» Records for this task
▬▬▬▬▬▬▬▬▬▬

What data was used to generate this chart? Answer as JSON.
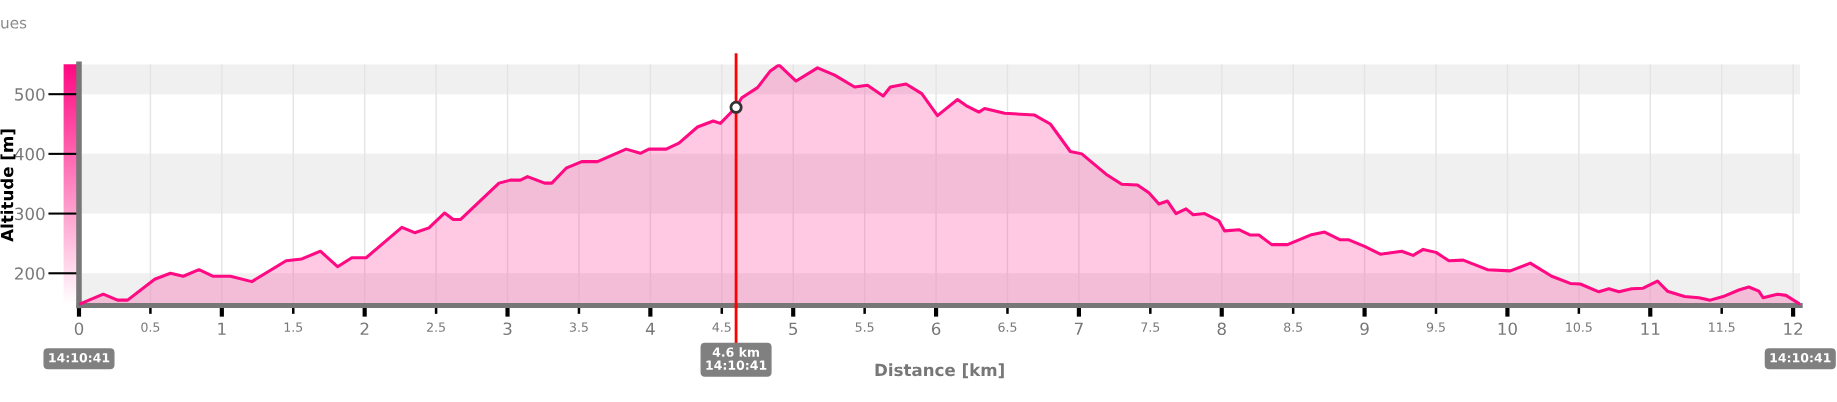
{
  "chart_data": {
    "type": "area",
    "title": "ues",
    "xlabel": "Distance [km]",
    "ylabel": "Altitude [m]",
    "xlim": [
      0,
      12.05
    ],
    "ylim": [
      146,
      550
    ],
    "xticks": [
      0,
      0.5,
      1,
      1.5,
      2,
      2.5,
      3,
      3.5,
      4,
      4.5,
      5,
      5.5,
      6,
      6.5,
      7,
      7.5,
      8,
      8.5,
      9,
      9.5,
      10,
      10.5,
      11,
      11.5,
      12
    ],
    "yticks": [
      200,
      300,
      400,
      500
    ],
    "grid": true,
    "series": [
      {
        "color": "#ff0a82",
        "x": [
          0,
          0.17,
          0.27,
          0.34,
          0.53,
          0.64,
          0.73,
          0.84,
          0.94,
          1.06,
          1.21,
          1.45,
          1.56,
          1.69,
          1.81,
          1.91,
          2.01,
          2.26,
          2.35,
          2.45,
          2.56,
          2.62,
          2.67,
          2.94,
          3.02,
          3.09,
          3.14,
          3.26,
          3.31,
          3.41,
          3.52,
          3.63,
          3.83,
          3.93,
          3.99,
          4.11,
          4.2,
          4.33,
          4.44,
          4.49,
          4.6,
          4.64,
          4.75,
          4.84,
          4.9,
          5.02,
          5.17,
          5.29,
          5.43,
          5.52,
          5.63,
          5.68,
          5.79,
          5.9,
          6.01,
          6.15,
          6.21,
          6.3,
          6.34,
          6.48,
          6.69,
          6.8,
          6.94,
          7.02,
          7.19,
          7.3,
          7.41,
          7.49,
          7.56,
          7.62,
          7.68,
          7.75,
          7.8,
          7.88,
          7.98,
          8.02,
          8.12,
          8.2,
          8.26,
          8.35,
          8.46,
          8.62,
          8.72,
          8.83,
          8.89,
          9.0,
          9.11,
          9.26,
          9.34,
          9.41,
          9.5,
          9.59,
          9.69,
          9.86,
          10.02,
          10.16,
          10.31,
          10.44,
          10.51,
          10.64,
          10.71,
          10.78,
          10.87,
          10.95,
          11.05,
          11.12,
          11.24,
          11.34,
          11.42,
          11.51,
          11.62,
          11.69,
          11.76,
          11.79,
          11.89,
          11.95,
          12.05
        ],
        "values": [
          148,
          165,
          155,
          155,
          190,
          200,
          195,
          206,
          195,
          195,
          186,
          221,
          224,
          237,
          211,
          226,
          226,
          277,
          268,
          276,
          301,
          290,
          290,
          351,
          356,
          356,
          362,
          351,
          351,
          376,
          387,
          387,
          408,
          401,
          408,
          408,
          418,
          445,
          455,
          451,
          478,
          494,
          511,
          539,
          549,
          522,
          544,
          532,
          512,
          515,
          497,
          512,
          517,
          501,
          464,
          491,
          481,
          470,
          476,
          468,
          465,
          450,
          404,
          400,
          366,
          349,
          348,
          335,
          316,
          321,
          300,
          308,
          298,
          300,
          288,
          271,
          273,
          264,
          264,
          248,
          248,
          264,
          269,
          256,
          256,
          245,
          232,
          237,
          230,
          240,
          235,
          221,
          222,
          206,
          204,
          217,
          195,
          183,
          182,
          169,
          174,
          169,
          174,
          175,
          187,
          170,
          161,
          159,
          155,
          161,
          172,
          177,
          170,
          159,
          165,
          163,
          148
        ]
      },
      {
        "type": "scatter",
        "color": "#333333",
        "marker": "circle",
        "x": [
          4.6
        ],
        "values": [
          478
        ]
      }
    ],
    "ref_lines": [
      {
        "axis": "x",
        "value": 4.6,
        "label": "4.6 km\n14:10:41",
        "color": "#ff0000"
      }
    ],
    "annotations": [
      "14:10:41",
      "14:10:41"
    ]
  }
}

▬▬▬▬▬▬▬▬▬▬

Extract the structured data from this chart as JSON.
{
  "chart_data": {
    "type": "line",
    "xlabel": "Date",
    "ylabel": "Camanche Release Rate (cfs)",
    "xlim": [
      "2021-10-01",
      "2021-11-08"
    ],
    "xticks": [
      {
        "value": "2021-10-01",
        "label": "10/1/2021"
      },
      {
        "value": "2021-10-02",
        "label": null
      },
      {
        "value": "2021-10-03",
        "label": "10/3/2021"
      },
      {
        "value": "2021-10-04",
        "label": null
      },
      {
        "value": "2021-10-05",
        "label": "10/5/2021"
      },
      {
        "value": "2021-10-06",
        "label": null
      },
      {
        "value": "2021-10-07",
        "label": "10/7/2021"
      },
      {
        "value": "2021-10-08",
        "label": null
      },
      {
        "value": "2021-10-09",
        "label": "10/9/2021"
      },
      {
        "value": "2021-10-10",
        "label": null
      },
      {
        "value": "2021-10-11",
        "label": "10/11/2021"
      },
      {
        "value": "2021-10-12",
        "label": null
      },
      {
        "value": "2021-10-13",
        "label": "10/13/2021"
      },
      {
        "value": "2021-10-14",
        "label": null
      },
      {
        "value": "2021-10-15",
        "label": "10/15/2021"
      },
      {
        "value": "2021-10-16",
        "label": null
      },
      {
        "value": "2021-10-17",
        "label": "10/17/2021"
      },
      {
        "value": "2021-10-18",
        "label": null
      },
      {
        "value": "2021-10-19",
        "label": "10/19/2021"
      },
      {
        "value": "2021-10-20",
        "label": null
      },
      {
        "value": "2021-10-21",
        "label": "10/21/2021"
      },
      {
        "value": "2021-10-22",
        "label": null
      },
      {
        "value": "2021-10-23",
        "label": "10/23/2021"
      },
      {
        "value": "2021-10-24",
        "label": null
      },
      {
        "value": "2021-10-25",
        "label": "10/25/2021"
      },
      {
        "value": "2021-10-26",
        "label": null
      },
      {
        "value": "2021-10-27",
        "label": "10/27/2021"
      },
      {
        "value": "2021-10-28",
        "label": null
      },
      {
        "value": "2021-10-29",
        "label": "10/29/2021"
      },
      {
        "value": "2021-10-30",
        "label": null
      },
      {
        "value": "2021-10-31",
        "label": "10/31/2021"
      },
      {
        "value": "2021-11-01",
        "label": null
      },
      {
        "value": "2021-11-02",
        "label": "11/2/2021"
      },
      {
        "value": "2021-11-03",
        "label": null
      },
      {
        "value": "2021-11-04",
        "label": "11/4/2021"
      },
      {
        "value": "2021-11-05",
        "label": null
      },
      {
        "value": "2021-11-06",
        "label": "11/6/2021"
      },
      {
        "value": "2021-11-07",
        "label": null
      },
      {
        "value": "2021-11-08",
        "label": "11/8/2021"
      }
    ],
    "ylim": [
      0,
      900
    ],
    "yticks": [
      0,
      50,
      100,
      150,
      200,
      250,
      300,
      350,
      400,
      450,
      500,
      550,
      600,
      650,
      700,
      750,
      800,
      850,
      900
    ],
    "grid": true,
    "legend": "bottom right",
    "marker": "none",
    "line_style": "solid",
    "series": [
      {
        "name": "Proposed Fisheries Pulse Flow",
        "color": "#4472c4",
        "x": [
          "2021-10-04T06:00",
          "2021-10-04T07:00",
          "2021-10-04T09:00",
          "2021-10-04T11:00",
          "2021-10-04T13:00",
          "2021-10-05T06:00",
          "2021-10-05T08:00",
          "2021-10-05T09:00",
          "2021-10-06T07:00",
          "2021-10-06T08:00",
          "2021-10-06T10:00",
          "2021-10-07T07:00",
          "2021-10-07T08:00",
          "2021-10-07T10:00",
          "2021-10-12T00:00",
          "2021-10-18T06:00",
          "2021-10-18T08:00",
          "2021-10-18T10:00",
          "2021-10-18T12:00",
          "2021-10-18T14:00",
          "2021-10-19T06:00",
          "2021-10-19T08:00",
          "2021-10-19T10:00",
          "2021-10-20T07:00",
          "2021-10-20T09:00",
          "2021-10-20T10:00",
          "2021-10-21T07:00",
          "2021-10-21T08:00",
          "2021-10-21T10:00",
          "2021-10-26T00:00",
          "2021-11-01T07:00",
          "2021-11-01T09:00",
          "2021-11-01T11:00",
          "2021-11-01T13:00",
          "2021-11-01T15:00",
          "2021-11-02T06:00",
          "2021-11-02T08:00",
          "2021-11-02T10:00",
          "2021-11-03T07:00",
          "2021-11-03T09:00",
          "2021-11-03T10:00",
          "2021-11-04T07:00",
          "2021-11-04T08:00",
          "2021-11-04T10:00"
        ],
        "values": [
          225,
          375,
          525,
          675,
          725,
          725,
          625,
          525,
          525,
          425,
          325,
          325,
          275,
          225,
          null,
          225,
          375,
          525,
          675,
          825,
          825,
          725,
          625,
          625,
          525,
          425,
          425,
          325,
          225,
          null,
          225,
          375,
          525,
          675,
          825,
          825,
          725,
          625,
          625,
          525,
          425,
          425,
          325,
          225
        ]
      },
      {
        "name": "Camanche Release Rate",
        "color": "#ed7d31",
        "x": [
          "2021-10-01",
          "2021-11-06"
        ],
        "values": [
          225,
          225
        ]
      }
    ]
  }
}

▬▬▬▬▬▬▬▬▬▬

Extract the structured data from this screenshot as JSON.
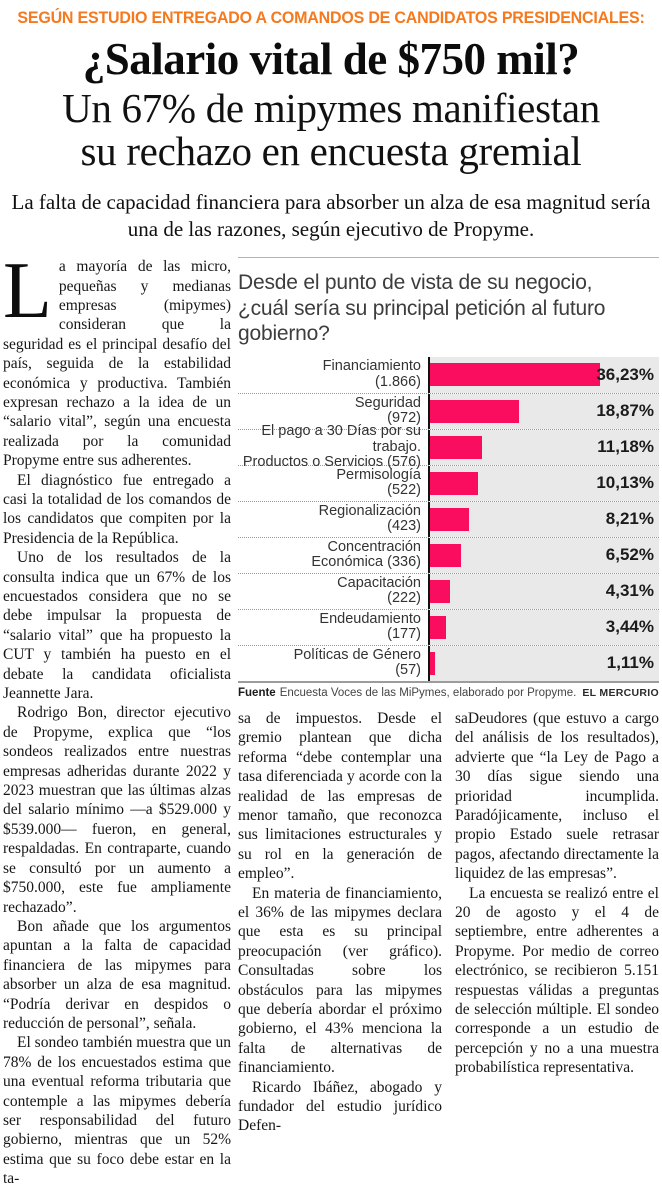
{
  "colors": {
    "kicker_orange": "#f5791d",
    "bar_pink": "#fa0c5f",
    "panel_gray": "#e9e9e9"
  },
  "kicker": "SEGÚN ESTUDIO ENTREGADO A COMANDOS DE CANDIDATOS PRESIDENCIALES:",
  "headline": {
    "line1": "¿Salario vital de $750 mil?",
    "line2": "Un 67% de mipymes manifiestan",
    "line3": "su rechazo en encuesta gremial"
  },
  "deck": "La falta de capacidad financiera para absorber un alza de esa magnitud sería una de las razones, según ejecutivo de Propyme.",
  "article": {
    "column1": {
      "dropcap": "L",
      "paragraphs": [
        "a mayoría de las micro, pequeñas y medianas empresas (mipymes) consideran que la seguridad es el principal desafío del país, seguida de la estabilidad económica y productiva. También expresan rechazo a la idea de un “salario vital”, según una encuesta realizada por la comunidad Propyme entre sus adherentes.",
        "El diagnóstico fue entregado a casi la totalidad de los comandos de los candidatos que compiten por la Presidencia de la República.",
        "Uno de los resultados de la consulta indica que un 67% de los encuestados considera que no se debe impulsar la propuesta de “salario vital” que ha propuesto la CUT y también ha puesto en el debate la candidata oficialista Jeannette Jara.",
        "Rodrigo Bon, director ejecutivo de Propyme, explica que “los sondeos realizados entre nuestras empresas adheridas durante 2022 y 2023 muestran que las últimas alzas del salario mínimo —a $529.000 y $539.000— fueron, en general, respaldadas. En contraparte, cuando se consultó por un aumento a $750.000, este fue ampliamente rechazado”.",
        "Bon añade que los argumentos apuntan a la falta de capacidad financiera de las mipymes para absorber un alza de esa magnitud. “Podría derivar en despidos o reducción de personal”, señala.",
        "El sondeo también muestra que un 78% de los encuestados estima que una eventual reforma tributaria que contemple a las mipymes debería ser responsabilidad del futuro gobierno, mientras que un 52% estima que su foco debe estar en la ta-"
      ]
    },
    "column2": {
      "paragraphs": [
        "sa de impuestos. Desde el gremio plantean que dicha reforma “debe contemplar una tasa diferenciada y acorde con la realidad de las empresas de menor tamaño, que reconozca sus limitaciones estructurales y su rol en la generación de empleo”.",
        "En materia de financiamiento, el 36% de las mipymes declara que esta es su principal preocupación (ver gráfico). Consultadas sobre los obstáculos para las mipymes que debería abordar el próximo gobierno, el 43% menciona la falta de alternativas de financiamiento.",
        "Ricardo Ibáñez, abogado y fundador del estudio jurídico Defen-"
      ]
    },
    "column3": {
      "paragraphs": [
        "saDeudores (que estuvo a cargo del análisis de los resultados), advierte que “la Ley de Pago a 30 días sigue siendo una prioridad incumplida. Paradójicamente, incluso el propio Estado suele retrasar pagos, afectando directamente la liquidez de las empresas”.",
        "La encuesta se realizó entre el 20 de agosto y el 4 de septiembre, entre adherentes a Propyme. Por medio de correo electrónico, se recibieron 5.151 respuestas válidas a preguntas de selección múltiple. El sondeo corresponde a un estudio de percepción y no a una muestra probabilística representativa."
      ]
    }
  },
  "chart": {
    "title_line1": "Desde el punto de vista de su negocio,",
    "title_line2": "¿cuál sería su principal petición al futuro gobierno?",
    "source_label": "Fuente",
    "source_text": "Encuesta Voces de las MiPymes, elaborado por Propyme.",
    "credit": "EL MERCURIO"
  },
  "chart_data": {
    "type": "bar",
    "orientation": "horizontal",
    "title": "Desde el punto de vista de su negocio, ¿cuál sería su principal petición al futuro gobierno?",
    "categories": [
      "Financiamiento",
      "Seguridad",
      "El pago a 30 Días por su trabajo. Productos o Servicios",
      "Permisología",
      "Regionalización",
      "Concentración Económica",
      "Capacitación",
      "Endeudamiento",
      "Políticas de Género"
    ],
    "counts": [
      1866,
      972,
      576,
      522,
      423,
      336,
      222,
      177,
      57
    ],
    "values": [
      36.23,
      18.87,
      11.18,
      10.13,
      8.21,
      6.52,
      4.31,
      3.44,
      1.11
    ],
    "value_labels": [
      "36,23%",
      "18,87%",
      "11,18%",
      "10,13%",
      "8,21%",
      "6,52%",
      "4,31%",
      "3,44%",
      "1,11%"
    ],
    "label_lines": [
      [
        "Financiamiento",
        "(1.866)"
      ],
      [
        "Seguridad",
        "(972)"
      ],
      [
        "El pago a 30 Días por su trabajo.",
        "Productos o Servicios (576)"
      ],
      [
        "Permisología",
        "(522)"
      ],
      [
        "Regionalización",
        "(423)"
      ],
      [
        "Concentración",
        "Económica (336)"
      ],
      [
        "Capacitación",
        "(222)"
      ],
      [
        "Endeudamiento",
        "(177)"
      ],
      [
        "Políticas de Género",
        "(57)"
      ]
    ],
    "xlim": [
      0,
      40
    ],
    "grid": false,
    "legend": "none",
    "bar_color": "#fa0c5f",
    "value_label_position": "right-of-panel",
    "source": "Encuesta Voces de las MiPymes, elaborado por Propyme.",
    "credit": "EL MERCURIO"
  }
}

▬▬▬▬▬▬▬▬▬▬

» Given exercise
From the records, copy every line that has the string "gobierno" in it.

» Final result
        "El sondeo también muestra que un 78% de los encuestados estima que una eventual reforma tributaria que contemple a las mipymes debería ser responsabilidad del futuro gobierno, mientras que un 52% estima que su foco debe estar en la ta-"
        "En materia de financiamiento, el 36% de las mipymes declara que esta es su principal preocupación (ver gráfico). Consultadas sobre los obstáculos para las mipymes que debería abordar el próximo gobierno, el 43% menciona la falta de alternativas de financiamiento.",
    "title_line2": "¿cuál sería su principal petición al futuro gobierno?",
    "title": "Desde el punto de vista de su negocio, ¿cuál sería su principal petición al futuro gobierno?",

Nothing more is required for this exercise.